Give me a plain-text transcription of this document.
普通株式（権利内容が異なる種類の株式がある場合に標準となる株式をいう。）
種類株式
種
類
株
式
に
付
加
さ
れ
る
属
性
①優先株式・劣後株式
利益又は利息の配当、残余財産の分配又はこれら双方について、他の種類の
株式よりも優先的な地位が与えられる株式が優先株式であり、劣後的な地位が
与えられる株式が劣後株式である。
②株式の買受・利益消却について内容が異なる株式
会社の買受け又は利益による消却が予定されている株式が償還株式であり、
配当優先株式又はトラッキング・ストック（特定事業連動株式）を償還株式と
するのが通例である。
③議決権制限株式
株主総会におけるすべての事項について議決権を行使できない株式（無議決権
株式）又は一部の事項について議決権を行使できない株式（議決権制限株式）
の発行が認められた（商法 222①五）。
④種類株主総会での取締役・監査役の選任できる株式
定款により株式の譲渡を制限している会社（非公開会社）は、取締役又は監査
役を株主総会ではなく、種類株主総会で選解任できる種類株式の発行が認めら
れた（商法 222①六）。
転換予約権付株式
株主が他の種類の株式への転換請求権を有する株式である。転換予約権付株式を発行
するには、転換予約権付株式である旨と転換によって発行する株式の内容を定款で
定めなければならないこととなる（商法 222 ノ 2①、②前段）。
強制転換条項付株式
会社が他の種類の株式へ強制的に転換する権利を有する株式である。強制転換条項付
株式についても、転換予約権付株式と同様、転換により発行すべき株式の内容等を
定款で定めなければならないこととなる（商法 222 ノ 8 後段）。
● ● ● ● ● ● ●
● PROBLEM DESCRIPTION
Extract all lines as given.

● WRITTEN ANSWER
Give me a plain-text transcription of this document.
普通株式（権利内容が異なる種類の株式がある場合に標準となる株式をいう。）
種類株式
種
類
株
式
に
付
加
さ
れ
る
属
性
①優先株式・劣後株式
利益又は利息の配当、残余財産の分配又はこれら双方について、他の種類の
株式よりも優先的な地位が与えられる株式が優先株式であり、劣後的な地位が
与えられる株式が劣後株式である。
②株式の買受・利益消却について内容が異なる株式
会社の買受け又は利益による消却が予定されている株式が償還株式であり、
配当優先株式又はトラッキング・ストック（特定事業連動株式）を償還株式と
するのが通例である。
③議決権制限株式
株主総会におけるすべての事項について議決権を行使できない株式（無議決権
株式）又は一部の事項について議決権を行使できない株式（議決権制限株式）
の発行が認められた（商法 222①五）。
④種類株主総会での取締役・監査役の選任できる株式
定款により株式の譲渡を制限している会社（非公開会社）は、取締役又は監査
役を株主総会ではなく、種類株主総会で選解任できる種類株式の発行が認めら
れた（商法 222①六）。
転換予約権付株式
株主が他の種類の株式への転換請求権を有する株式である。転換予約権付株式を発行
するには、転換予約権付株式である旨と転換によって発行する株式の内容を定款で
定めなければならないこととなる（商法 222 ノ 2①、②前段）。
強制転換条項付株式
会社が他の種類の株式へ強制的に転換する権利を有する株式である。強制転換条項付
株式についても、転換予約権付株式と同様、転換により発行すべき株式の内容等を
定款で定めなければならないこととなる（商法 222 ノ 8 後段）。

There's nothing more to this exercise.